━━ Supplied data ━━

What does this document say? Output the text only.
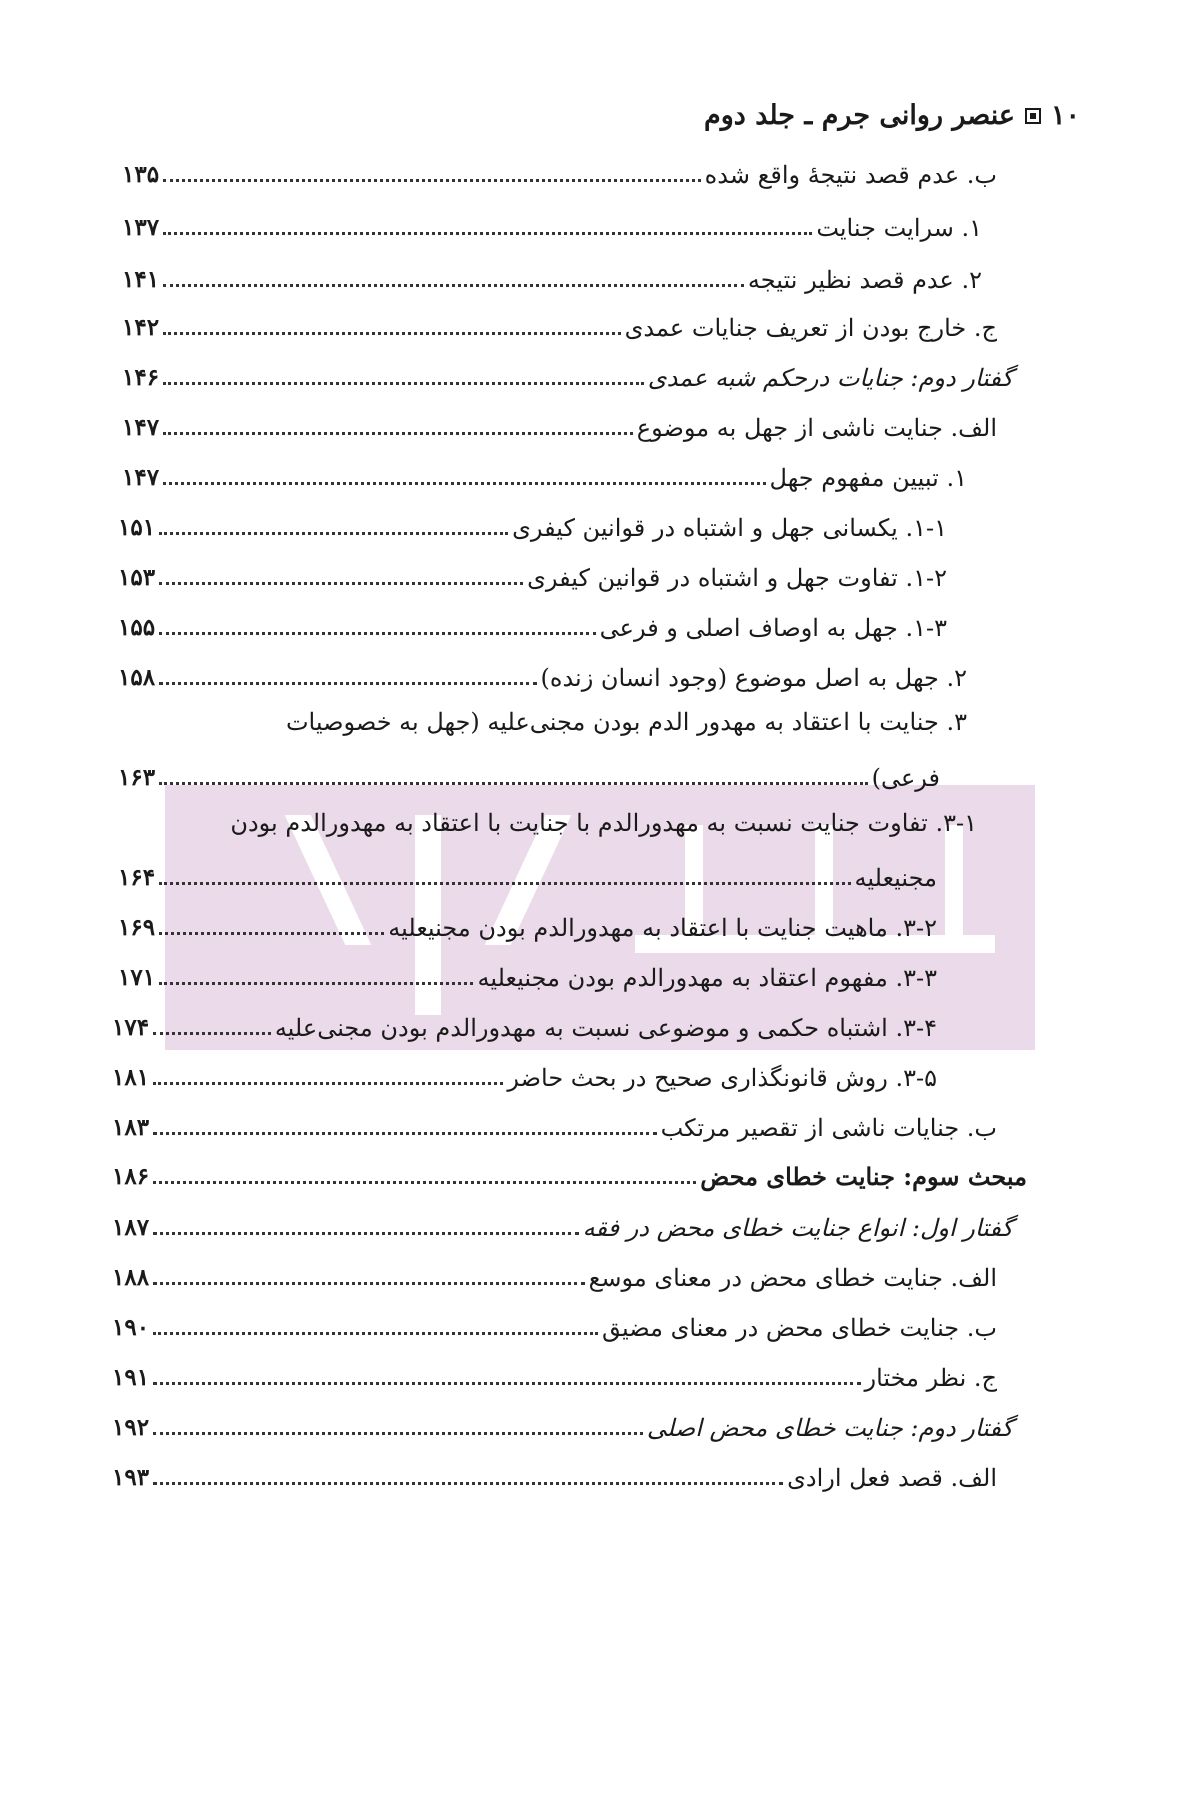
۱۰
عنصر روانی جرم ـ جلد دوم
ب. عدم قصد نتیجهٔ واقع شده
۱۳۵
۱. سرایت جنایت
۱۳۷
۲. عدم قصد نظیر نتیجه
۱۴۱
ج. خارج بودن از تعریف جنایات عمدی
۱۴۲
گفتار دوم: جنایات درحکم شبه عمدی
۱۴۶
الف. جنایت ناشی از جهل به موضوع
۱۴۷
۱. تبیین مفهوم جهل
۱۴۷
۱-۱. یکسانی جهل و اشتباه در قوانین کیفری
۱۵۱
۱-۲. تفاوت جهل و اشتباه در قوانین کیفری
۱۵۳
۱-۳. جهل به اوصاف اصلی و فرعی
۱۵۵
۲. جهل به اصل موضوع (وجود انسان زنده)
۱۵۸
۳. جنایت با اعتقاد به مهدور الدم بودن مجنی‌علیه (جهل به خصوصیات
فرعی)
۱۶۳
۳-۱. تفاوت جنایت نسبت به مهدورالدم با جنایت با اعتقاد به مهدورالدم بودن
مجنیعلیه
۱۶۴
۳-۲. ماهیت جنایت با اعتقاد به مهدورالدم بودن مجنیعلیه
۱۶۹
۳-۳. مفهوم اعتقاد به مهدورالدم بودن مجنیعلیه
۱۷۱
۳-۴. اشتباه حکمی و موضوعی نسبت به مهدورالدم بودن مجنی‌علیه
۱۷۴
۳-۵. روش قانونگذاری صحیح در بحث حاضر
۱۸۱
ب. جنایات ناشی از تقصیر مرتکب
۱۸۳
مبحث سوم: جنایت خطای محض
۱۸۶
گفتار اول: انواع جنایت خطای محض در فقه
۱۸۷
الف. جنایت خطای محض در معنای موسع
۱۸۸
ب. جنایت خطای محض در معنای مضیق
۱۹۰
ج. نظر مختار
۱۹۱
گفتار دوم: جنایت خطای محض اصلی
۱۹۲
الف. قصد فعل ارادی
۱۹۳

━━━

Transcribe every entry above exactly. Omit all pictures.

Full answer —
What does this document say? Output the text only.
۱۰
عنصر روانی جرم ـ جلد دوم
ب. عدم قصد نتیجهٔ واقع شده
۱۳۵
۱. سرایت جنایت
۱۳۷
۲. عدم قصد نظیر نتیجه
۱۴۱
ج. خارج بودن از تعریف جنایات عمدی
۱۴۲
گفتار دوم: جنایات درحکم شبه عمدی
۱۴۶
الف. جنایت ناشی از جهل به موضوع
۱۴۷
۱. تبیین مفهوم جهل
۱۴۷
۱-۱. یکسانی جهل و اشتباه در قوانین کیفری
۱۵۱
۱-۲. تفاوت جهل و اشتباه در قوانین کیفری
۱۵۳
۱-۳. جهل به اوصاف اصلی و فرعی
۱۵۵
۲. جهل به اصل موضوع (وجود انسان زنده)
۱۵۸
۳. جنایت با اعتقاد به مهدور الدم بودن مجنی‌علیه (جهل به خصوصیات
فرعی)
۱۶۳
۳-۱. تفاوت جنایت نسبت به مهدورالدم با جنایت با اعتقاد به مهدورالدم بودن
مجنیعلیه
۱۶۴
۳-۲. ماهیت جنایت با اعتقاد به مهدورالدم بودن مجنیعلیه
۱۶۹
۳-۳. مفهوم اعتقاد به مهدورالدم بودن مجنیعلیه
۱۷۱
۳-۴. اشتباه حکمی و موضوعی نسبت به مهدورالدم بودن مجنی‌علیه
۱۷۴
۳-۵. روش قانونگذاری صحیح در بحث حاضر
۱۸۱
ب. جنایات ناشی از تقصیر مرتکب
۱۸۳
مبحث سوم: جنایت خطای محض
۱۸۶
گفتار اول: انواع جنایت خطای محض در فقه
۱۸۷
الف. جنایت خطای محض در معنای موسع
۱۸۸
ب. جنایت خطای محض در معنای مضیق
۱۹۰
ج. نظر مختار
۱۹۱
گفتار دوم: جنایت خطای محض اصلی
۱۹۲
الف. قصد فعل ارادی
۱۹۳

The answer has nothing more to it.